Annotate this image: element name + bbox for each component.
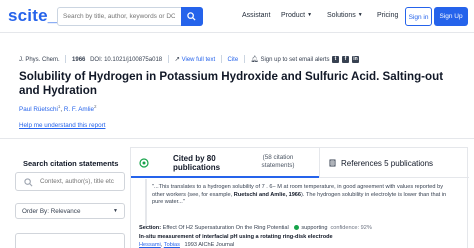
order-by-select[interactable]: Order By: Relevance ▼ [15,203,125,219]
citation-snippet: "...This translates to a hydrogen solubi… [145,179,455,227]
citing-article-title[interactable]: In-situ measurement of interfacial pH us… [139,234,459,240]
author-list: Paul Rüetschi1, R. F. Amlie2 [19,104,97,114]
publication-year: 1966 [72,57,86,63]
references-count: References 5 publications [341,159,434,168]
search-button[interactable] [181,7,203,26]
section-divider [0,138,474,139]
author-link[interactable]: R. F. Amlie [64,106,94,113]
twitter-icon[interactable]: t [332,56,339,63]
sign-in-button[interactable]: Sign in [405,7,432,26]
divider [65,55,67,64]
chevron-down-icon: ▼ [307,12,313,18]
search-icon [187,12,196,21]
citation-search-title: Search citation statements [23,159,119,168]
divider [243,55,245,64]
citations-panel: Cited by 80 publications (58 citation st… [130,147,469,248]
author-link[interactable]: Hessami [139,242,161,248]
nav-assistant[interactable]: Assistant [242,12,270,19]
section-label: Section: [139,225,162,231]
cited-by-icon [139,158,149,168]
scite-logo[interactable]: scite_ [8,6,57,26]
external-link-icon: ↗ [174,56,180,63]
journal-name: J. Phys. Chem. [19,57,60,63]
section-value: Effect Of H2 Supersaturation On the Ring… [162,225,289,231]
nav-solutions-label: Solutions [327,12,356,19]
sign-up-button[interactable]: Sign Up [434,7,468,26]
bell-icon: 🔔︎ [250,56,259,63]
supporting-label: supporting [301,225,328,231]
facebook-icon[interactable]: f [342,56,349,63]
citation-search-box [15,172,125,191]
cited-by-count: Cited by 80 publications [173,154,221,172]
citing-article-source: 1993 AIChE Journal [184,242,235,248]
nav-product-label: Product [281,12,306,19]
citation-section: Section: Effect Of H2 Supersaturation On… [139,225,459,231]
author-affiliation-number: 2 [93,104,97,109]
author-link[interactable]: Tobias [164,242,180,248]
article-meta: J. Phys. Chem. 1966 DOI: 10.1021/j100875… [19,55,330,66]
nav-product[interactable]: Product ▼ [281,12,312,19]
citing-article-authors: Hessami, Tobias 1993 AIChE Journal [139,242,235,248]
tab-cited-by[interactable]: Cited by 80 publications (58 citation st… [131,148,319,178]
search-box [57,7,203,26]
confidence-value: confidence: 92% [330,225,372,231]
article-title: Solubility of Hydrogen in Potassium Hydr… [19,70,444,97]
filter-panel [15,233,125,248]
view-full-text-link[interactable]: View full text [182,57,216,63]
linkedin-icon[interactable]: in [352,56,359,63]
help-understand-link[interactable]: Help me understand this report [19,122,105,129]
nav-pricing[interactable]: Pricing [377,12,398,19]
divider [220,55,222,64]
references-icon [329,159,336,167]
search-icon [24,178,33,187]
top-navigation-bar: scite_ Assistant Product▼ Solutions▼ Pri… [0,0,474,33]
snippet-highlight: Ruetschi and Amlie, 1966 [233,191,302,198]
tab-references[interactable]: References 5 publications [319,148,469,178]
chevron-down-icon: ▼ [357,12,363,18]
order-by-value: Order By: Relevance [22,208,81,215]
citation-statements-count: (58 citation statements) [261,154,295,169]
cite-link[interactable]: Cite [228,57,239,63]
author-link[interactable]: Paul Rüetschi [19,106,58,113]
email-alerts-link[interactable]: Sign up to set email alerts [260,57,329,63]
search-input[interactable] [63,10,175,23]
supporting-badge: supporting confidence: 92% [294,225,372,231]
chevron-down-icon: ▼ [113,208,118,214]
nav-solutions[interactable]: Solutions ▼ [327,12,363,19]
citation-search-input[interactable] [40,176,120,187]
divider [167,55,169,64]
doi: DOI: 10.1021/j100875a018 [90,57,163,63]
supporting-icon [294,225,300,230]
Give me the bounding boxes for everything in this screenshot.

**Brief**.
Copy every record above word for word, leaving out the pictures.

**Written response**.
Annotate this image: element name + bbox for each component.
order-by-select[interactable]: Order By: Relevance ▼ [15,203,125,219]
citation-snippet: "...This translates to a hydrogen solubi… [145,179,455,227]
citing-article-title[interactable]: In-situ measurement of interfacial pH us… [139,234,459,240]
author-list: Paul Rüetschi1, R. F. Amlie2 [19,104,97,114]
publication-year: 1966 [72,57,86,63]
references-count: References 5 publications [341,159,434,168]
search-button[interactable] [181,7,203,26]
section-divider [0,138,474,139]
author-link[interactable]: R. F. Amlie [64,106,94,113]
twitter-icon[interactable]: t [332,56,339,63]
sign-in-button[interactable]: Sign in [405,7,432,26]
divider [65,55,67,64]
chevron-down-icon: ▼ [307,12,313,18]
search-icon [187,12,196,21]
citation-search-title: Search citation statements [23,159,119,168]
divider [243,55,245,64]
citations-panel: Cited by 80 publications (58 citation st… [130,147,469,248]
author-link[interactable]: Hessami [139,242,161,248]
nav-assistant[interactable]: Assistant [242,12,270,19]
section-label: Section: [139,225,162,231]
cited-by-icon [139,158,149,168]
scite-logo[interactable]: scite_ [8,6,57,26]
external-link-icon: ↗ [174,56,180,63]
journal-name: J. Phys. Chem. [19,57,60,63]
section-value: Effect Of H2 Supersaturation On the Ring… [162,225,289,231]
nav-solutions-label: Solutions [327,12,356,19]
sign-up-button[interactable]: Sign Up [434,7,468,26]
bell-icon: 🔔︎ [250,56,259,63]
supporting-label: supporting [301,225,328,231]
facebook-icon[interactable]: f [342,56,349,63]
citation-search-box [15,172,125,191]
cited-by-count: Cited by 80 publications [173,154,221,172]
citing-article-source: 1993 AIChE Journal [184,242,235,248]
nav-product-label: Product [281,12,306,19]
citation-section: Section: Effect Of H2 Supersaturation On… [139,225,459,231]
author-affiliation-number: 2 [93,104,97,109]
author-link[interactable]: Tobias [164,242,180,248]
article-meta: J. Phys. Chem. 1966 DOI: 10.1021/j100875… [19,55,330,66]
nav-product[interactable]: Product ▼ [281,12,312,19]
citing-article-authors: Hessami, Tobias 1993 AIChE Journal [139,242,235,248]
tab-cited-by[interactable]: Cited by 80 publications (58 citation st… [131,148,319,178]
search-box [57,7,203,26]
confidence-value: confidence: 92% [330,225,372,231]
article-title: Solubility of Hydrogen in Potassium Hydr… [19,70,444,97]
filter-panel [15,233,125,248]
view-full-text-link[interactable]: View full text [182,57,216,63]
linkedin-icon[interactable]: in [352,56,359,63]
help-understand-link[interactable]: Help me understand this report [19,122,105,129]
nav-pricing[interactable]: Pricing [377,12,398,19]
divider [220,55,222,64]
references-icon [329,159,336,167]
search-icon [24,178,33,187]
top-navigation-bar: scite_ Assistant Product▼ Solutions▼ Pri… [0,0,474,33]
snippet-highlight: Ruetschi and Amlie, 1966 [233,191,302,198]
tab-references[interactable]: References 5 publications [319,148,469,178]
chevron-down-icon: ▼ [357,12,363,18]
order-by-value: Order By: Relevance [22,208,81,215]
citation-statements-count: (58 citation statements) [261,154,295,169]
cite-link[interactable]: Cite [228,57,239,63]
author-link[interactable]: Paul Rüetschi [19,106,58,113]
email-alerts-link[interactable]: Sign up to set email alerts [260,57,329,63]
search-input[interactable] [63,10,175,23]
supporting-badge: supporting confidence: 92% [294,225,372,231]
chevron-down-icon: ▼ [113,208,118,214]
nav-solutions[interactable]: Solutions ▼ [327,12,363,19]
citation-search-input[interactable] [40,176,120,187]
divider [167,55,169,64]
doi: DOI: 10.1021/j100875a018 [90,57,163,63]
supporting-icon [294,225,300,230]
Give me the bounding boxes for everything in this screenshot.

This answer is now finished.